## Work to do
Write out the data below in full. Keep it exact.

## Excerpted data
※ ※ ※

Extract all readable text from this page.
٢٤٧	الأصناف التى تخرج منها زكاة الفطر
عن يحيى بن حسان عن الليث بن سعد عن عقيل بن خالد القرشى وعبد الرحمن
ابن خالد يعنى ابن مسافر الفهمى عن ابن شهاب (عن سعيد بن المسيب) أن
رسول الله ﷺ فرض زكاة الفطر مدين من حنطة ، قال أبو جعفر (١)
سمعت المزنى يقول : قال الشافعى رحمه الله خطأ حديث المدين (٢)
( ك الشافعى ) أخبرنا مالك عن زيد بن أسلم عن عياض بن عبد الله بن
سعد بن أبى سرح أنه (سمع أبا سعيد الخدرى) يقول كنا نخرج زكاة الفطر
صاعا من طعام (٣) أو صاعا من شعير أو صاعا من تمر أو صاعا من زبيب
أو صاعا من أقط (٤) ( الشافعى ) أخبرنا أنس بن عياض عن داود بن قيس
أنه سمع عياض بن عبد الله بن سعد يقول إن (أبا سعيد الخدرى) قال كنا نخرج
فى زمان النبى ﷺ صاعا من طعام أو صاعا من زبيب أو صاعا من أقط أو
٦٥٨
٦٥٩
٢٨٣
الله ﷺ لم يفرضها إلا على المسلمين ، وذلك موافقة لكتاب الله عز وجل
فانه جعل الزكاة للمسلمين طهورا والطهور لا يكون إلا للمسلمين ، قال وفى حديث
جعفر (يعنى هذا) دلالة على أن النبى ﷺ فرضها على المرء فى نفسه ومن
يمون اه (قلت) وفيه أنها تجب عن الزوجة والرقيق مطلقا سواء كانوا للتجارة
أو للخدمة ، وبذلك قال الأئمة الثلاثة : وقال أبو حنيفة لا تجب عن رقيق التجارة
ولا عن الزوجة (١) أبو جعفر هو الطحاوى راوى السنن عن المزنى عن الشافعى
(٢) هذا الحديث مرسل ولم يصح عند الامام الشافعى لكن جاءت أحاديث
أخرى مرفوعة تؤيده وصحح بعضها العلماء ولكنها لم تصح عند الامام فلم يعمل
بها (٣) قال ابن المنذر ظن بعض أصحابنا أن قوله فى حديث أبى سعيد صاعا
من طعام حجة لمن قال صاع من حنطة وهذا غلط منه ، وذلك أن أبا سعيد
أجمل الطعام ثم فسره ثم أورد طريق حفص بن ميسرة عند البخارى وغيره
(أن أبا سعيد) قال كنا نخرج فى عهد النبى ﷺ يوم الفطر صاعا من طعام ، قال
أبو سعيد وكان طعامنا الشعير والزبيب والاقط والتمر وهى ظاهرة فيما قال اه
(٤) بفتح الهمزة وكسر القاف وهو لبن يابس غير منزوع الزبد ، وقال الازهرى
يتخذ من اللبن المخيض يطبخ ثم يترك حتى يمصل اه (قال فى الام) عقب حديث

※ ※ ※

## Task result
Extract all readable text from this page.
٢٤٧	الأصناف التى تخرج منها زكاة الفطر
عن يحيى بن حسان عن الليث بن سعد عن عقيل بن خالد القرشى وعبد الرحمن
ابن خالد يعنى ابن مسافر الفهمى عن ابن شهاب (عن سعيد بن المسيب) أن
رسول الله ﷺ فرض زكاة الفطر مدين من حنطة ، قال أبو جعفر (١)
سمعت المزنى يقول : قال الشافعى رحمه الله خطأ حديث المدين (٢)
( ك الشافعى ) أخبرنا مالك عن زيد بن أسلم عن عياض بن عبد الله بن
سعد بن أبى سرح أنه (سمع أبا سعيد الخدرى) يقول كنا نخرج زكاة الفطر
صاعا من طعام (٣) أو صاعا من شعير أو صاعا من تمر أو صاعا من زبيب
أو صاعا من أقط (٤) ( الشافعى ) أخبرنا أنس بن عياض عن داود بن قيس
أنه سمع عياض بن عبد الله بن سعد يقول إن (أبا سعيد الخدرى) قال كنا نخرج
فى زمان النبى ﷺ صاعا من طعام أو صاعا من زبيب أو صاعا من أقط أو
٦٥٨
٦٥٩
٢٨٣
الله ﷺ لم يفرضها إلا على المسلمين ، وذلك موافقة لكتاب الله عز وجل
فانه جعل الزكاة للمسلمين طهورا والطهور لا يكون إلا للمسلمين ، قال وفى حديث
جعفر (يعنى هذا) دلالة على أن النبى ﷺ فرضها على المرء فى نفسه ومن
يمون اه (قلت) وفيه أنها تجب عن الزوجة والرقيق مطلقا سواء كانوا للتجارة
أو للخدمة ، وبذلك قال الأئمة الثلاثة : وقال أبو حنيفة لا تجب عن رقيق التجارة
ولا عن الزوجة (١) أبو جعفر هو الطحاوى راوى السنن عن المزنى عن الشافعى
(٢) هذا الحديث مرسل ولم يصح عند الامام الشافعى لكن جاءت أحاديث
أخرى مرفوعة تؤيده وصحح بعضها العلماء ولكنها لم تصح عند الامام فلم يعمل
بها (٣) قال ابن المنذر ظن بعض أصحابنا أن قوله فى حديث أبى سعيد صاعا
من طعام حجة لمن قال صاع من حنطة وهذا غلط منه ، وذلك أن أبا سعيد
أجمل الطعام ثم فسره ثم أورد طريق حفص بن ميسرة عند البخارى وغيره
(أن أبا سعيد) قال كنا نخرج فى عهد النبى ﷺ يوم الفطر صاعا من طعام ، قال
أبو سعيد وكان طعامنا الشعير والزبيب والاقط والتمر وهى ظاهرة فيما قال اه
(٤) بفتح الهمزة وكسر القاف وهو لبن يابس غير منزوع الزبد ، وقال الازهرى
يتخذ من اللبن المخيض يطبخ ثم يترك حتى يمصل اه (قال فى الام) عقب حديث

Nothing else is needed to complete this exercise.